» What is expected
List each line from the entries below that contains the string "text", copying every such line in full.

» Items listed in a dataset
▬▬▬▬▬▬
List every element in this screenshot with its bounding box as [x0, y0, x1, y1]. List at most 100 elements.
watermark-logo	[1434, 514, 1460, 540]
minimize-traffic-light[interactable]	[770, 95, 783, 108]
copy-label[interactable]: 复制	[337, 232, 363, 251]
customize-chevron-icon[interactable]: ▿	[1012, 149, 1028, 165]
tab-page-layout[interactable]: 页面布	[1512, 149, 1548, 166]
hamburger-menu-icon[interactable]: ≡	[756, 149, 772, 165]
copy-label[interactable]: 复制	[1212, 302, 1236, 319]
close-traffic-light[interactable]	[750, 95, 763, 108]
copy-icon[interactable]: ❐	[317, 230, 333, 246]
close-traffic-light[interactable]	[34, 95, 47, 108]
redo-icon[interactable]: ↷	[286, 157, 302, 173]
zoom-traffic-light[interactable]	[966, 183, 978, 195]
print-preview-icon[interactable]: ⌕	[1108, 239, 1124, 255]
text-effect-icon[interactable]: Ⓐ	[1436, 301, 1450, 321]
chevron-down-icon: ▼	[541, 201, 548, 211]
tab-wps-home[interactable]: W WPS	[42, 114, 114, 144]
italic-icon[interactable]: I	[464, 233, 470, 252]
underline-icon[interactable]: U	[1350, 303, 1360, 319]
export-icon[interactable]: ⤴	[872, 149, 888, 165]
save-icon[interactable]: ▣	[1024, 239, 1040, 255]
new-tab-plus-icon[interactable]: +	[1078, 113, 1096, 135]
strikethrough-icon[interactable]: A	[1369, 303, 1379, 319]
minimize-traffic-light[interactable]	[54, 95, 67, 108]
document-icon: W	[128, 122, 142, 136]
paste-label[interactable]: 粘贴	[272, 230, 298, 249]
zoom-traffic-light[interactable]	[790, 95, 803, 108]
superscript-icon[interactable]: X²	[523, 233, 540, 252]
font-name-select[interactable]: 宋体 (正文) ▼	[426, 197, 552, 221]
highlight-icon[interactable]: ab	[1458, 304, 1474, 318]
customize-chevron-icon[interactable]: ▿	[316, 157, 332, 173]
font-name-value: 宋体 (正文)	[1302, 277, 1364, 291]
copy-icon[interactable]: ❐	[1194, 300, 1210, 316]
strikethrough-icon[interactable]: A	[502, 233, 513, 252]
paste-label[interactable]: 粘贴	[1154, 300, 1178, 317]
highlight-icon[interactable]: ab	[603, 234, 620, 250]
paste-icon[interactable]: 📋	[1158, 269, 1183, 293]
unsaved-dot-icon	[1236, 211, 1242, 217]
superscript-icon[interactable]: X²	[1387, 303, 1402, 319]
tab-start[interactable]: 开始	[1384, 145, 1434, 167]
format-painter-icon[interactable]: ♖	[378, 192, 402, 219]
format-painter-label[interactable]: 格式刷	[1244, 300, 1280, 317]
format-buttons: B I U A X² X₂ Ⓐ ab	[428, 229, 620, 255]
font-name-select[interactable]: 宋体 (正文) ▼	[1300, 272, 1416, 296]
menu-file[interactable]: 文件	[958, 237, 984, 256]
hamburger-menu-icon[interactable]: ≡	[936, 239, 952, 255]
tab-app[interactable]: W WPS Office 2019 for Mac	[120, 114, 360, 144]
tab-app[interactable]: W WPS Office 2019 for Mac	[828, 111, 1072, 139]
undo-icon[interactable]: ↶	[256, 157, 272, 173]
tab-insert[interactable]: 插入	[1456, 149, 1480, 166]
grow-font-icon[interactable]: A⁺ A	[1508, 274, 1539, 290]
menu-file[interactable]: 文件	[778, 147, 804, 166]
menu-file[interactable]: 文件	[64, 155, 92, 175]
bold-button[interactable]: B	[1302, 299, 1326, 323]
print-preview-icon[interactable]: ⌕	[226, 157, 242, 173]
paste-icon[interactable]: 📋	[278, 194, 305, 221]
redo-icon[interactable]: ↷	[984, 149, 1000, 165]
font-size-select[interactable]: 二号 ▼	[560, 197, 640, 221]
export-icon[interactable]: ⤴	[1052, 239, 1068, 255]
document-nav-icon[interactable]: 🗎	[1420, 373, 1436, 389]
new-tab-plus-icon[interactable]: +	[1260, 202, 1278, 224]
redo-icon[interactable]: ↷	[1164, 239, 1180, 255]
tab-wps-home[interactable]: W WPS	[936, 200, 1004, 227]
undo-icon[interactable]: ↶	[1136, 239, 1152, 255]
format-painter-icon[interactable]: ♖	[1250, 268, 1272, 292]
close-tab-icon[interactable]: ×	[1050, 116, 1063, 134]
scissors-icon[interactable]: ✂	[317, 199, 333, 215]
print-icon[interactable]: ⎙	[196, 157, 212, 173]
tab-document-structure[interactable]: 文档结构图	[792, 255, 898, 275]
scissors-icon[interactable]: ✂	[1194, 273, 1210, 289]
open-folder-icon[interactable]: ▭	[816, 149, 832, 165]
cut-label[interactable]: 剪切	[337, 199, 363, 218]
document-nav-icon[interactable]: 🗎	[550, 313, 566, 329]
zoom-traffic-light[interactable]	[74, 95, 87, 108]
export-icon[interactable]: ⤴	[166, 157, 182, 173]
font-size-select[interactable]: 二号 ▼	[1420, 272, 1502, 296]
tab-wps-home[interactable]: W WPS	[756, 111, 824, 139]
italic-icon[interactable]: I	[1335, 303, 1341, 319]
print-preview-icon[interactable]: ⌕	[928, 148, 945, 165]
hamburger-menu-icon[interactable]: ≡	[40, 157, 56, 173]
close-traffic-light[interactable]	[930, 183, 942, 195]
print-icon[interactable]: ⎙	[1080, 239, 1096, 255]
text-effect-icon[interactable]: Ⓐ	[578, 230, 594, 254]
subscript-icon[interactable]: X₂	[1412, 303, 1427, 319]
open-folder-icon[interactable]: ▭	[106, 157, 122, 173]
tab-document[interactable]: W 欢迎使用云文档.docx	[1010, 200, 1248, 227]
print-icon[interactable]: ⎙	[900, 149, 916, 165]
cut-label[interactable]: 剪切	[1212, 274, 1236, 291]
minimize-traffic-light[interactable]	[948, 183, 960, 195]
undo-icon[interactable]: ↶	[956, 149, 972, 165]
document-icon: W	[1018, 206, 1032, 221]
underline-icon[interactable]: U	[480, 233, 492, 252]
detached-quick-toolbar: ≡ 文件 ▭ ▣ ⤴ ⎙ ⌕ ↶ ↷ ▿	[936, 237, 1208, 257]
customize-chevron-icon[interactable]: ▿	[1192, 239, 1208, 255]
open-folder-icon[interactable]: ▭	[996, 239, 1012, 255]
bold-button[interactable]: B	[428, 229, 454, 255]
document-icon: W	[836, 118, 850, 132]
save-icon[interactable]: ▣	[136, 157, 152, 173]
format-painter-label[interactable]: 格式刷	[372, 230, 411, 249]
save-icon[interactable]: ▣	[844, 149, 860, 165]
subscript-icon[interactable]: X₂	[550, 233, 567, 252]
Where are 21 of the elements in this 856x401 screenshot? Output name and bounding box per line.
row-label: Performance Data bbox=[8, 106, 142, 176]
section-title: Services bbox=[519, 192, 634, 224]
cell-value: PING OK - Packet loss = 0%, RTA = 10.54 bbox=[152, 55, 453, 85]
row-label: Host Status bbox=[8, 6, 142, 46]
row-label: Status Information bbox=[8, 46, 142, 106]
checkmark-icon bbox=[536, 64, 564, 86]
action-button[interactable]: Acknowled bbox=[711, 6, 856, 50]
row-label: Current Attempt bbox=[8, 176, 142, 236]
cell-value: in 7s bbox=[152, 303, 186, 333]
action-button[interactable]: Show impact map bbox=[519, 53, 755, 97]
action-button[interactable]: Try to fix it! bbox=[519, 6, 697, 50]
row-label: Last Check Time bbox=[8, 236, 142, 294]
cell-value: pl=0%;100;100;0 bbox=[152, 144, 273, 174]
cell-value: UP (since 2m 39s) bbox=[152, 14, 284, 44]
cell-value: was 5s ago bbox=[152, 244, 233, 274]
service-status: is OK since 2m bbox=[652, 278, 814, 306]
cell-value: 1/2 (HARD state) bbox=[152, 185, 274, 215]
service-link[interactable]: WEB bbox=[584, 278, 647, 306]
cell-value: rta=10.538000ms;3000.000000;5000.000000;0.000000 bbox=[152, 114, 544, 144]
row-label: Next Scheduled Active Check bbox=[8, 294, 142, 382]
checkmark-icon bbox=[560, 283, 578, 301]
▬▬▬▬▬▬
» The result
text-effect-icon[interactable]: Ⓐ	[1436, 301, 1450, 321]
text-effect-icon[interactable]: Ⓐ	[578, 230, 594, 254]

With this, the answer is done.